--- Start Record excerpts ---

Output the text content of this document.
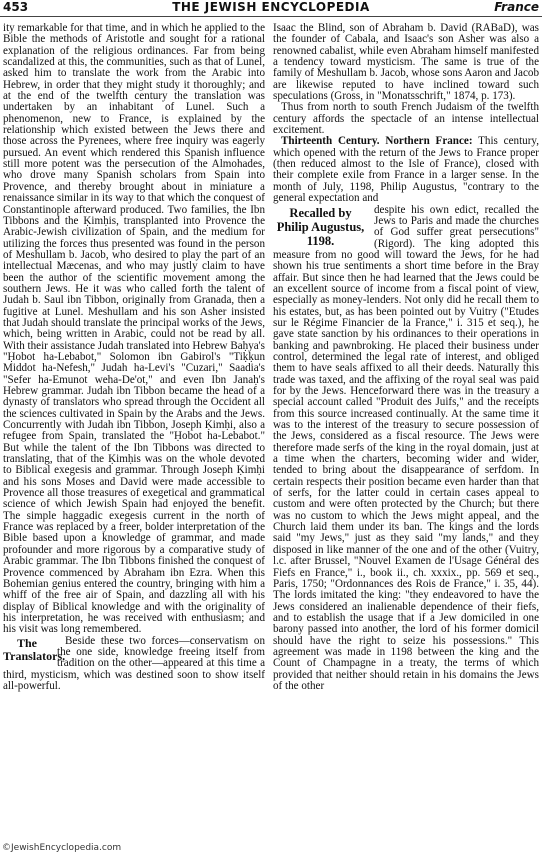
453	THE JEWISH ENCYCLOPEDIA	France

ity remarkable for that time, and in which he applied to the Bible the methods of Aristotle and sought for a rational explanation of the religious ordinances. Far from being scandalized at this, the communities, such as that of Lunel, asked him to translate the work from the Arabic into Hebrew, in order that they might study it thoroughly; and at the end of the twelfth century the translation was undertaken by an inhabitant of Lunel. Such a phenomenon, new to France, is explained by the relationship which existed between the Jews there and those across the Pyrenees, where free inquiry was eagerly pursued. An event which rendered this Spanish influence still more potent was the persecution of the Almohades, who drove many Spanish scholars from Spain into Provence, and thereby brought about in miniature a renaissance similar in its way to that which the conquest of Constantinople afterward produced. Two families, the Ibn Tibbons and the Ḳimḥis, transplanted into Provence the Arabic-Jewish civilization of Spain, and the medium for utilizing the forces thus presented was found in the person of Meshullam b. Jacob, who desired to play the part of an intellectual Mæcenas, and who may justly claim to have been the author of the scientific movement among the southern Jews. He it was who called forth the talent of Judah b. Saul ibn Tibbon, originally from Granada, then a fugitive at Lunel. Meshullam and his son Asher insisted that Judah should translate the principal works of the Jews, which, being written in Arabic, could not be read by all. With their assistance Judah translated into Hebrew Baḥya's "Ḥobot ha-Lebabot," Solomon ibn Gabirol's "Tiḳḳun Middot ha-Nefesh," Judah ha-Levi's "Cuzari," Saadia's "Sefer ha-Emunot weha-De'ot," and even Ibn Janaḥ's Hebrew grammar. Judah ibn Tibbon became the head of a dynasty of translators who spread through the Occident all the sciences cultivated in Spain by the Arabs and the Jews. Concurrently with Judah ibn Tibbon, Joseph Ḳimḥi, also a refugee from Spain, translated the "Ḥobot ha-Lebabot." But while the talent of the Ibn Tibbons was directed to translating, that of the Ḳimḥis was on the whole devoted to Biblical exegesis and grammar. Through Joseph Ḳimḥi and his sons Moses and David were made accessible to Provence all those treasures of exegetical and grammatical science of which Jewish Spain had enjoyed the benefit. The simple haggadic exegesis current in the north of France was replaced by a freer, bolder interpretation of the Bible based upon a knowledge of grammar, and made profounder and more rigorous by a comparative study of Arabic grammar. The Ibn Tibbons finished the conquest of Provence commenced by Abraham ibn Ezra. When this Bohemian genius entered the country, bringing with him a whiff of the free air of Spain, and dazzling all with his display of Biblical knowledge and with the originality of his interpretation, he was received with enthusiasm; and his visit was long remembered.

The Translators.

Beside these two forces—conservatism on the one side, knowledge freeing itself from tradition on the other—appeared at this time a third, mysticism, which was destined soon to show itself all-powerful.

Isaac the Blind, son of Abraham b. David (RABaD), was the founder of Cabala, and Isaac's son Asher was also a renowned cabalist, while even Abraham himself manifested a tendency toward mysticism. The same is true of the family of Meshullam b. Jacob, whose sons Aaron and Jacob are likewise reputed to have inclined toward such speculations (Gross, in "Monatsschrift," 1874, p. 173).

Thus from north to south French Judaism of the twelfth century affords the spectacle of an intense intellectual excitement.

Thirteenth Century. Northern France: This century, which opened with the return of the Jews to France proper (then reduced almost to the Isle of France), closed with their complete exile from France in a larger sense. In the month of July, 1198, Philip Augustus, "contrary to the general expectation and

Recalled by Philip Augustus, 1198.

despite his own edict, recalled the Jews to Paris and made the churches of God suffer great persecutions" (Rigord). The king adopted this measure from no good will toward the Jews, for he had shown his true sentiments a short time before in the Bray affair. But since then he had learned that the Jews could be an excellent source of income from a fiscal point of view, especially as money-lenders. Not only did he recall them to his estates, but, as has been pointed out by Vuitry ("Etudes sur le Régime Financier de la France," i. 315 et seq.), he gave state sanction by his ordinances to their operations in banking and pawnbroking. He placed their business under control, determined the legal rate of interest, and obliged them to have seals affixed to all their deeds. Naturally this trade was taxed, and the affixing of the royal seal was paid for by the Jews. Henceforward there was in the treasury a special account called "Produit des Juifs," and the receipts from this source increased continually. At the same time it was to the interest of the treasury to secure possession of the Jews, considered as a fiscal resource. The Jews were therefore made serfs of the king in the royal domain, just at a time when the charters, becoming wider and wider, tended to bring about the disappearance of serfdom. In certain respects their position became even harder than that of serfs, for the latter could in certain cases appeal to custom and were often protected by the Church; but there was no custom to which the Jews might appeal, and the Church laid them under its ban. The kings and the lords said "my Jews," just as they said "my lands," and they disposed in like manner of the one and of the other (Vuitry, l.c. after Brussel, "Nouvel Examen de l'Usage Général des Fiefs en France," i., book ii., ch. xxxix., pp. 569 et seq., Paris, 1750; "Ordonnances des Rois de France," i. 35, 44). The lords imitated the king: "they endeavored to have the Jews considered an inalienable dependence of their fiefs, and to establish the usage that if a Jew domiciled in one barony passed into another, the lord of his former domicil should have the right to seize his possessions." This agreement was made in 1198 between the king and the Count of Champagne in a treaty, the terms of which provided that neither should retain in his domains the Jews of the other

©JewishEncyclopedia.com
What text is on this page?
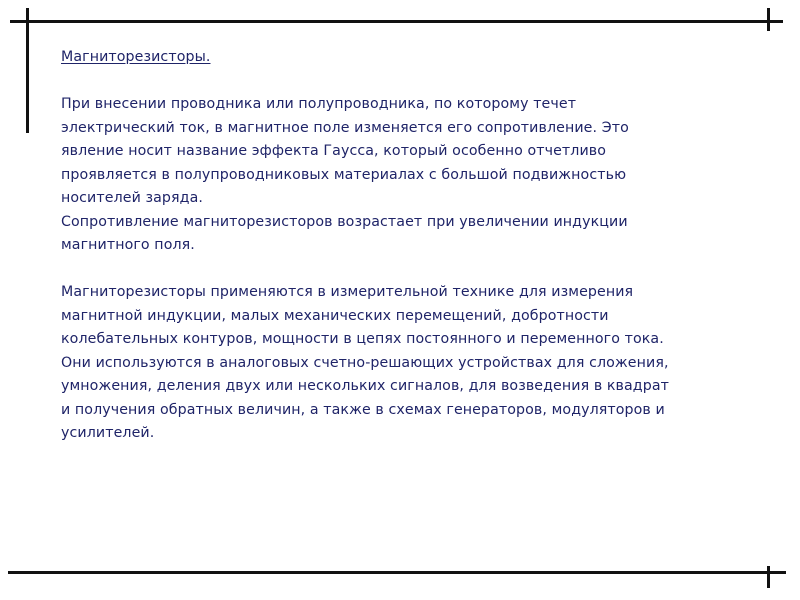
Магниторезисторы.

При внесении проводника или полупроводника, по которому течет
электрический ток, в магнитное поле изменяется его сопротивление. Это
явление носит название эффекта Гаусса, который особенно отчетливо
проявляется в полупроводниковых материалах с большой подвижностью
носителей заряда.

Сопротивление магниторезисторов возрастает при увеличении индукции
магнитного поля.

Магниторезисторы применяются в измерительной технике для измерения
магнитной индукции, малых механических перемещений, добротности
колебательных контуров, мощности в цепях постоянного и переменного тока.
Они используются в аналоговых счетно-решающих устройствах для сложения,
умножения, деления двух или нескольких сигналов, для возведения в квадрат
и получения обратных величин, а также в схемах генераторов, модуляторов и
усилителей.
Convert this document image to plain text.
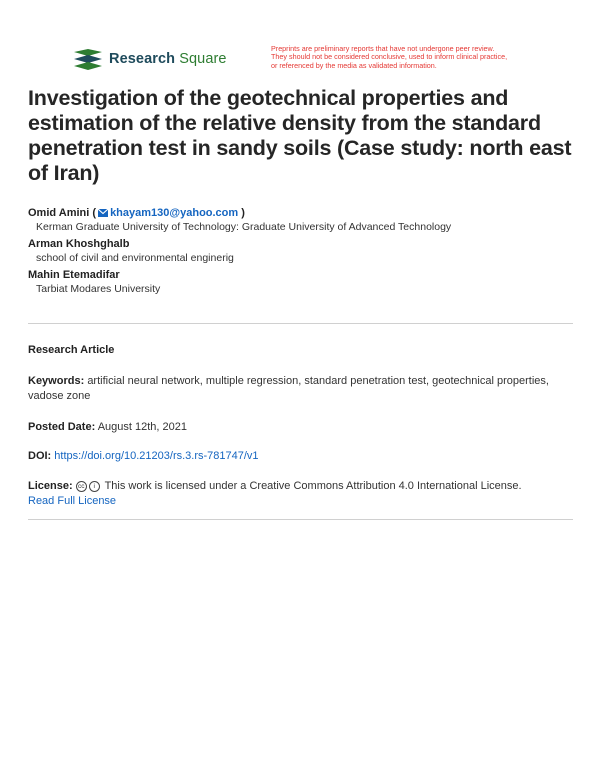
Research Square
Preprints are preliminary reports that have not undergone peer review.
They should not be considered conclusive, used to inform clinical practice,
or referenced by the media as validated information.
Investigation of the geotechnical properties and estimation of the relative density from the standard penetration test in sandy soils (Case study: north east of Iran)
Omid Amini ( khayam130@yahoo.com )
Kerman Graduate University of Technology: Graduate University of Advanced Technology
Arman Khoshghalb
school of civil and environmental enginerig
Mahin Etemadifar
Tarbiat Modares University
Research Article
Keywords: artificial neural network, multiple regression, standard penetration test, geotechnical properties, vadose zone
Posted Date: August 12th, 2021
DOI: https://doi.org/10.21203/rs.3.rs-781747/v1
License: cc i This work is licensed under a Creative Commons Attribution 4.0 International License.
Read Full License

--- End Record excerpts ---

■ Exercise directions ■
Retype the whole listing exactly and leave the pictures out.

■ In response ■
Output the text content of this document.
453	THE JEWISH ENCYCLOPEDIA	France

ity remarkable for that time, and in which he applied to the Bible the methods of Aristotle and sought for a rational explanation of the religious ordinances. Far from being scandalized at this, the communities, such as that of Lunel, asked him to translate the work from the Arabic into Hebrew, in order that they might study it thoroughly; and at the end of the twelfth century the translation was undertaken by an inhabitant of Lunel. Such a phenomenon, new to France, is explained by the relationship which existed between the Jews there and those across the Pyrenees, where free inquiry was eagerly pursued. An event which rendered this Spanish influence still more potent was the persecution of the Almohades, who drove many Spanish scholars from Spain into Provence, and thereby brought about in miniature a renaissance similar in its way to that which the conquest of Constantinople afterward produced. Two families, the Ibn Tibbons and the Ḳimḥis, transplanted into Provence the Arabic-Jewish civilization of Spain, and the medium for utilizing the forces thus presented was found in the person of Meshullam b. Jacob, who desired to play the part of an intellectual Mæcenas, and who may justly claim to have been the author of the scientific movement among the southern Jews. He it was who called forth the talent of Judah b. Saul ibn Tibbon, originally from Granada, then a fugitive at Lunel. Meshullam and his son Asher insisted that Judah should translate the principal works of the Jews, which, being written in Arabic, could not be read by all. With their assistance Judah translated into Hebrew Baḥya's "Ḥobot ha-Lebabot," Solomon ibn Gabirol's "Tiḳḳun Middot ha-Nefesh," Judah ha-Levi's "Cuzari," Saadia's "Sefer ha-Emunot weha-De'ot," and even Ibn Janaḥ's Hebrew grammar. Judah ibn Tibbon became the head of a dynasty of translators who spread through the Occident all the sciences cultivated in Spain by the Arabs and the Jews. Concurrently with Judah ibn Tibbon, Joseph Ḳimḥi, also a refugee from Spain, translated the "Ḥobot ha-Lebabot." But while the talent of the Ibn Tibbons was directed to translating, that of the Ḳimḥis was on the whole devoted to Biblical exegesis and grammar. Through Joseph Ḳimḥi and his sons Moses and David were made accessible to Provence all those treasures of exegetical and grammatical science of which Jewish Spain had enjoyed the benefit. The simple haggadic exegesis current in the north of France was replaced by a freer, bolder interpretation of the Bible based upon a knowledge of grammar, and made profounder and more rigorous by a comparative study of Arabic grammar. The Ibn Tibbons finished the conquest of Provence commenced by Abraham ibn Ezra. When this Bohemian genius entered the country, bringing with him a whiff of the free air of Spain, and dazzling all with his display of Biblical knowledge and with the originality of his interpretation, he was received with enthusiasm; and his visit was long remembered.

The Translators.

Beside these two forces—conservatism on the one side, knowledge freeing itself from tradition on the other—appeared at this time a third, mysticism, which was destined soon to show itself all-powerful.

Isaac the Blind, son of Abraham b. David (RABaD), was the founder of Cabala, and Isaac's son Asher was also a renowned cabalist, while even Abraham himself manifested a tendency toward mysticism. The same is true of the family of Meshullam b. Jacob, whose sons Aaron and Jacob are likewise reputed to have inclined toward such speculations (Gross, in "Monatsschrift," 1874, p. 173).

Thus from north to south French Judaism of the twelfth century affords the spectacle of an intense intellectual excitement.

Thirteenth Century. Northern France: This century, which opened with the return of the Jews to France proper (then reduced almost to the Isle of France), closed with their complete exile from France in a larger sense. In the month of July, 1198, Philip Augustus, "contrary to the general expectation and

Recalled by Philip Augustus, 1198.

despite his own edict, recalled the Jews to Paris and made the churches of God suffer great persecutions" (Rigord). The king adopted this measure from no good will toward the Jews, for he had shown his true sentiments a short time before in the Bray affair. But since then he had learned that the Jews could be an excellent source of income from a fiscal point of view, especially as money-lenders. Not only did he recall them to his estates, but, as has been pointed out by Vuitry ("Etudes sur le Régime Financier de la France," i. 315 et seq.), he gave state sanction by his ordinances to their operations in banking and pawnbroking. He placed their business under control, determined the legal rate of interest, and obliged them to have seals affixed to all their deeds. Naturally this trade was taxed, and the affixing of the royal seal was paid for by the Jews. Henceforward there was in the treasury a special account called "Produit des Juifs," and the receipts from this source increased continually. At the same time it was to the interest of the treasury to secure possession of the Jews, considered as a fiscal resource. The Jews were therefore made serfs of the king in the royal domain, just at a time when the charters, becoming wider and wider, tended to bring about the disappearance of serfdom. In certain respects their position became even harder than that of serfs, for the latter could in certain cases appeal to custom and were often protected by the Church; but there was no custom to which the Jews might appeal, and the Church laid them under its ban. The kings and the lords said "my Jews," just as they said "my lands," and they disposed in like manner of the one and of the other (Vuitry, l.c. after Brussel, "Nouvel Examen de l'Usage Général des Fiefs en France," i., book ii., ch. xxxix., pp. 569 et seq., Paris, 1750; "Ordonnances des Rois de France," i. 35, 44). The lords imitated the king: "they endeavored to have the Jews considered an inalienable dependence of their fiefs, and to establish the usage that if a Jew domiciled in one barony passed into another, the lord of his former domicil should have the right to seize his possessions." This agreement was made in 1198 between the king and the Count of Champagne in a treaty, the terms of which provided that neither should retain in his domains the Jews of the other

©JewishEncyclopedia.com
What text is on this page?
Магниторезисторы.

При внесении проводника или полупроводника, по которому течет
электрический ток, в магнитное поле изменяется его сопротивление. Это
явление носит название эффекта Гаусса, который особенно отчетливо
проявляется в полупроводниковых материалах с большой подвижностью
носителей заряда.

Сопротивление магниторезисторов возрастает при увеличении индукции
магнитного поля.

Магниторезисторы применяются в измерительной технике для измерения
магнитной индукции, малых механических перемещений, добротности
колебательных контуров, мощности в цепях постоянного и переменного тока.
Они используются в аналоговых счетно-решающих устройствах для сложения,
умножения, деления двух или нескольких сигналов, для возведения в квадрат
и получения обратных величин, а также в схемах генераторов, модуляторов и
усилителей.
Convert this document image to plain text.
Research Square
Preprints are preliminary reports that have not undergone peer review.
They should not be considered conclusive, used to inform clinical practice,
or referenced by the media as validated information.
Investigation of the geotechnical properties and estimation of the relative density from the standard penetration test in sandy soils (Case study: north east of Iran)
Omid Amini ( khayam130@yahoo.com )
Kerman Graduate University of Technology: Graduate University of Advanced Technology
Arman Khoshghalb
school of civil and environmental enginerig
Mahin Etemadifar
Tarbiat Modares University
Research Article
Keywords: artificial neural network, multiple regression, standard penetration test, geotechnical properties, vadose zone
Posted Date: August 12th, 2021
DOI: https://doi.org/10.21203/rs.3.rs-781747/v1
License: cc i This work is licensed under a Creative Commons Attribution 4.0 International License.
Read Full License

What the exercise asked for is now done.